### Exercise task:
Here are some records; return them all exactly.

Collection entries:
## Start

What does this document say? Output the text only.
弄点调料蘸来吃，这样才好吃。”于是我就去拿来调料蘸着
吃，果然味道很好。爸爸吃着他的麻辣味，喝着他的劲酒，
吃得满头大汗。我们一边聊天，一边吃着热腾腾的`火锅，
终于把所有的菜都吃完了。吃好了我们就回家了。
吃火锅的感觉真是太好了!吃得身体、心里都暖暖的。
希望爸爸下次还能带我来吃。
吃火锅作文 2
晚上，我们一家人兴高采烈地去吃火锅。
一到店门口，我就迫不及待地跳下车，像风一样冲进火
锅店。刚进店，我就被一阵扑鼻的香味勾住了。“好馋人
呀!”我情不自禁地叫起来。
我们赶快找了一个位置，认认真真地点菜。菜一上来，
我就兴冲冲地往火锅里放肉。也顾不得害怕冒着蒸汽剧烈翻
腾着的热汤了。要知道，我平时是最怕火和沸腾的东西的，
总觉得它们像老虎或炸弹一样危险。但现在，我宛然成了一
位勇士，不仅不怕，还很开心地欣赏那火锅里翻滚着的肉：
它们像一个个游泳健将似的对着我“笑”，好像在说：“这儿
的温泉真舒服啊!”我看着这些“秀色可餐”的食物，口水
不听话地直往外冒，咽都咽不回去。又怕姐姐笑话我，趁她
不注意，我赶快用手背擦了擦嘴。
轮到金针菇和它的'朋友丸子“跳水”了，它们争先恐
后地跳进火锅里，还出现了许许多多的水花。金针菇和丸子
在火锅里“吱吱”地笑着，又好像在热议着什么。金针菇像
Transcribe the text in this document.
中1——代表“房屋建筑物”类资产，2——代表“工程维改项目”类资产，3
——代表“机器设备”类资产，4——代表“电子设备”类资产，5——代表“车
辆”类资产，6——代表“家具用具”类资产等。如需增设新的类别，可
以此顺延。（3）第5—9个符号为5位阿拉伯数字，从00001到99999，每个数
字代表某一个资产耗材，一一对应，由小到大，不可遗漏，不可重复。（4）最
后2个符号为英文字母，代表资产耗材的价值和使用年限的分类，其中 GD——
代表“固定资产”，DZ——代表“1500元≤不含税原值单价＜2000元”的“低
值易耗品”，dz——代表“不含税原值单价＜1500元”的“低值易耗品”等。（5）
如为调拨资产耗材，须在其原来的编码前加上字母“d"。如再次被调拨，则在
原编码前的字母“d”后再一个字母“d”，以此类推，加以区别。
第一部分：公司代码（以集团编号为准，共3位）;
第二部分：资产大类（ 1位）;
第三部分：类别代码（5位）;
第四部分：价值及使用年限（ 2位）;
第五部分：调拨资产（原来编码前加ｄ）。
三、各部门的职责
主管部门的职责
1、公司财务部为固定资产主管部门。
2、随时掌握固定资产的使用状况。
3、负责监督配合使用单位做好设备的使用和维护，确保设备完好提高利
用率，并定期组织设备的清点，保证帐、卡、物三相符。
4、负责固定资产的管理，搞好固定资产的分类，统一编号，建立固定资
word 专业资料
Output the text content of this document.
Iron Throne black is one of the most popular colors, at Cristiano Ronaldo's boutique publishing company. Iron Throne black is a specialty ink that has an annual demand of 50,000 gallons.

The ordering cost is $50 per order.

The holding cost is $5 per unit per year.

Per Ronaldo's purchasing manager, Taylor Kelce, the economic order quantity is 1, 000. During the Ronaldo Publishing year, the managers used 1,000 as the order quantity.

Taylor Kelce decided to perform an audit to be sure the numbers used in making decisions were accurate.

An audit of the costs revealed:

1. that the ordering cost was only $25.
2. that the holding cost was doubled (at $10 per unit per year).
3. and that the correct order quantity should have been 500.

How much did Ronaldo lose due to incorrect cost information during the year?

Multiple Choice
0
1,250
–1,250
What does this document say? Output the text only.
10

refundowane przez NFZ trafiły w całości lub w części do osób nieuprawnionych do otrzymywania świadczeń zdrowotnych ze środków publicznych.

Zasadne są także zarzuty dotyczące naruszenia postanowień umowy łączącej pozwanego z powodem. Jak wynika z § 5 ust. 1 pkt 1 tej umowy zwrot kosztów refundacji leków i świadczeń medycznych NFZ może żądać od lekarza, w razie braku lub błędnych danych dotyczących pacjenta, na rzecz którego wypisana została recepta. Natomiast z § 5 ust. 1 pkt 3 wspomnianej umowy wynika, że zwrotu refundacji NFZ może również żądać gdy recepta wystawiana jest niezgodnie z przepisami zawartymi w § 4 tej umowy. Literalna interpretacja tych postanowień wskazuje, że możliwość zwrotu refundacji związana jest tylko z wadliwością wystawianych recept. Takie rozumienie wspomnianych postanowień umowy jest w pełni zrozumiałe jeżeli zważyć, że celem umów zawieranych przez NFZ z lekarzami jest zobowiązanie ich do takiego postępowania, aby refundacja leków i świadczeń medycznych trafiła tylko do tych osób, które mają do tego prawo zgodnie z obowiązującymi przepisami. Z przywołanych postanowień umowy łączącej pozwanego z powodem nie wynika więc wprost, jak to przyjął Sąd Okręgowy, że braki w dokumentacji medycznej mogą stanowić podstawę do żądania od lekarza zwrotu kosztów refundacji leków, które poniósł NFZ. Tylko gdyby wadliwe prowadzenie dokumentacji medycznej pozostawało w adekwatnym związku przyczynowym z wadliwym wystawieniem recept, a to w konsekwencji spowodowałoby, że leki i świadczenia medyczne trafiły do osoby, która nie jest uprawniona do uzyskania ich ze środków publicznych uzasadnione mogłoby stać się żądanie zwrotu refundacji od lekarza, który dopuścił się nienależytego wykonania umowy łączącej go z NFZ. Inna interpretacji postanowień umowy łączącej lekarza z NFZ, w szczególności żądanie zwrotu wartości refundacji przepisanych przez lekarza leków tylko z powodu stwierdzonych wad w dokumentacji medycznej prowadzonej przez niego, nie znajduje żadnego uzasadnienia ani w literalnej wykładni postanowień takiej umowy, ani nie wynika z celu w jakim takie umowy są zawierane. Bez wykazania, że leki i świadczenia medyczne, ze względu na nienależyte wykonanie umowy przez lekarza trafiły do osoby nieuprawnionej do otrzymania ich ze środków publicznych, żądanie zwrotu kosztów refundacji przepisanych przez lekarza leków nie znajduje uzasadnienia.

## End

### Response to this exercise:
What does this document say? Output the text only.
弄点调料蘸来吃，这样才好吃。”于是我就去拿来调料蘸着
吃，果然味道很好。爸爸吃着他的麻辣味，喝着他的劲酒，
吃得满头大汗。我们一边聊天，一边吃着热腾腾的`火锅，
终于把所有的菜都吃完了。吃好了我们就回家了。
吃火锅的感觉真是太好了!吃得身体、心里都暖暖的。
希望爸爸下次还能带我来吃。
吃火锅作文 2
晚上，我们一家人兴高采烈地去吃火锅。
一到店门口，我就迫不及待地跳下车，像风一样冲进火
锅店。刚进店，我就被一阵扑鼻的香味勾住了。“好馋人
呀!”我情不自禁地叫起来。
我们赶快找了一个位置，认认真真地点菜。菜一上来，
我就兴冲冲地往火锅里放肉。也顾不得害怕冒着蒸汽剧烈翻
腾着的热汤了。要知道，我平时是最怕火和沸腾的东西的，
总觉得它们像老虎或炸弹一样危险。但现在，我宛然成了一
位勇士，不仅不怕，还很开心地欣赏那火锅里翻滚着的肉：
它们像一个个游泳健将似的对着我“笑”，好像在说：“这儿
的温泉真舒服啊!”我看着这些“秀色可餐”的食物，口水
不听话地直往外冒，咽都咽不回去。又怕姐姐笑话我，趁她
不注意，我赶快用手背擦了擦嘴。
轮到金针菇和它的'朋友丸子“跳水”了，它们争先恐
后地跳进火锅里，还出现了许许多多的水花。金针菇和丸子
在火锅里“吱吱”地笑着，又好像在热议着什么。金针菇像
Transcribe the text in this document.
中1——代表“房屋建筑物”类资产，2——代表“工程维改项目”类资产，3
——代表“机器设备”类资产，4——代表“电子设备”类资产，5——代表“车
辆”类资产，6——代表“家具用具”类资产等。如需增设新的类别，可
以此顺延。（3）第5—9个符号为5位阿拉伯数字，从00001到99999，每个数
字代表某一个资产耗材，一一对应，由小到大，不可遗漏，不可重复。（4）最
后2个符号为英文字母，代表资产耗材的价值和使用年限的分类，其中 GD——
代表“固定资产”，DZ——代表“1500元≤不含税原值单价＜2000元”的“低
值易耗品”，dz——代表“不含税原值单价＜1500元”的“低值易耗品”等。（5）
如为调拨资产耗材，须在其原来的编码前加上字母“d"。如再次被调拨，则在
原编码前的字母“d”后再一个字母“d”，以此类推，加以区别。
第一部分：公司代码（以集团编号为准，共3位）;
第二部分：资产大类（ 1位）;
第三部分：类别代码（5位）;
第四部分：价值及使用年限（ 2位）;
第五部分：调拨资产（原来编码前加ｄ）。
三、各部门的职责
主管部门的职责
1、公司财务部为固定资产主管部门。
2、随时掌握固定资产的使用状况。
3、负责监督配合使用单位做好设备的使用和维护，确保设备完好提高利
用率，并定期组织设备的清点，保证帐、卡、物三相符。
4、负责固定资产的管理，搞好固定资产的分类，统一编号，建立固定资
word 专业资料
Output the text content of this document.
Iron Throne black is one of the most popular colors, at Cristiano Ronaldo's boutique publishing company. Iron Throne black is a specialty ink that has an annual demand of 50,000 gallons.

The ordering cost is $50 per order.

The holding cost is $5 per unit per year.

Per Ronaldo's purchasing manager, Taylor Kelce, the economic order quantity is 1, 000. During the Ronaldo Publishing year, the managers used 1,000 as the order quantity.

Taylor Kelce decided to perform an audit to be sure the numbers used in making decisions were accurate.

An audit of the costs revealed:

1. that the ordering cost was only $25.
2. that the holding cost was doubled (at $10 per unit per year).
3. and that the correct order quantity should have been 500.

How much did Ronaldo lose due to incorrect cost information during the year?

Multiple Choice
0
1,250
–1,250
What does this document say? Output the text only.
10

refundowane przez NFZ trafiły w całości lub w części do osób nieuprawnionych do otrzymywania świadczeń zdrowotnych ze środków publicznych.

Zasadne są także zarzuty dotyczące naruszenia postanowień umowy łączącej pozwanego z powodem. Jak wynika z § 5 ust. 1 pkt 1 tej umowy zwrot kosztów refundacji leków i świadczeń medycznych NFZ może żądać od lekarza, w razie braku lub błędnych danych dotyczących pacjenta, na rzecz którego wypisana została recepta. Natomiast z § 5 ust. 1 pkt 3 wspomnianej umowy wynika, że zwrotu refundacji NFZ może również żądać gdy recepta wystawiana jest niezgodnie z przepisami zawartymi w § 4 tej umowy. Literalna interpretacja tych postanowień wskazuje, że możliwość zwrotu refundacji związana jest tylko z wadliwością wystawianych recept. Takie rozumienie wspomnianych postanowień umowy jest w pełni zrozumiałe jeżeli zważyć, że celem umów zawieranych przez NFZ z lekarzami jest zobowiązanie ich do takiego postępowania, aby refundacja leków i świadczeń medycznych trafiła tylko do tych osób, które mają do tego prawo zgodnie z obowiązującymi przepisami. Z przywołanych postanowień umowy łączącej pozwanego z powodem nie wynika więc wprost, jak to przyjął Sąd Okręgowy, że braki w dokumentacji medycznej mogą stanowić podstawę do żądania od lekarza zwrotu kosztów refundacji leków, które poniósł NFZ. Tylko gdyby wadliwe prowadzenie dokumentacji medycznej pozostawało w adekwatnym związku przyczynowym z wadliwym wystawieniem recept, a to w konsekwencji spowodowałoby, że leki i świadczenia medyczne trafiły do osoby, która nie jest uprawniona do uzyskania ich ze środków publicznych uzasadnione mogłoby stać się żądanie zwrotu refundacji od lekarza, który dopuścił się nienależytego wykonania umowy łączącej go z NFZ. Inna interpretacji postanowień umowy łączącej lekarza z NFZ, w szczególności żądanie zwrotu wartości refundacji przepisanych przez lekarza leków tylko z powodu stwierdzonych wad w dokumentacji medycznej prowadzonej przez niego, nie znajduje żadnego uzasadnienia ani w literalnej wykładni postanowień takiej umowy, ani nie wynika z celu w jakim takie umowy są zawierane. Bez wykazania, że leki i świadczenia medyczne, ze względu na nienależyte wykonanie umowy przez lekarza trafiły do osoby nieuprawnionej do otrzymania ich ze środków publicznych, żądanie zwrotu kosztów refundacji przepisanych przez lekarza leków nie znajduje uzasadnienia.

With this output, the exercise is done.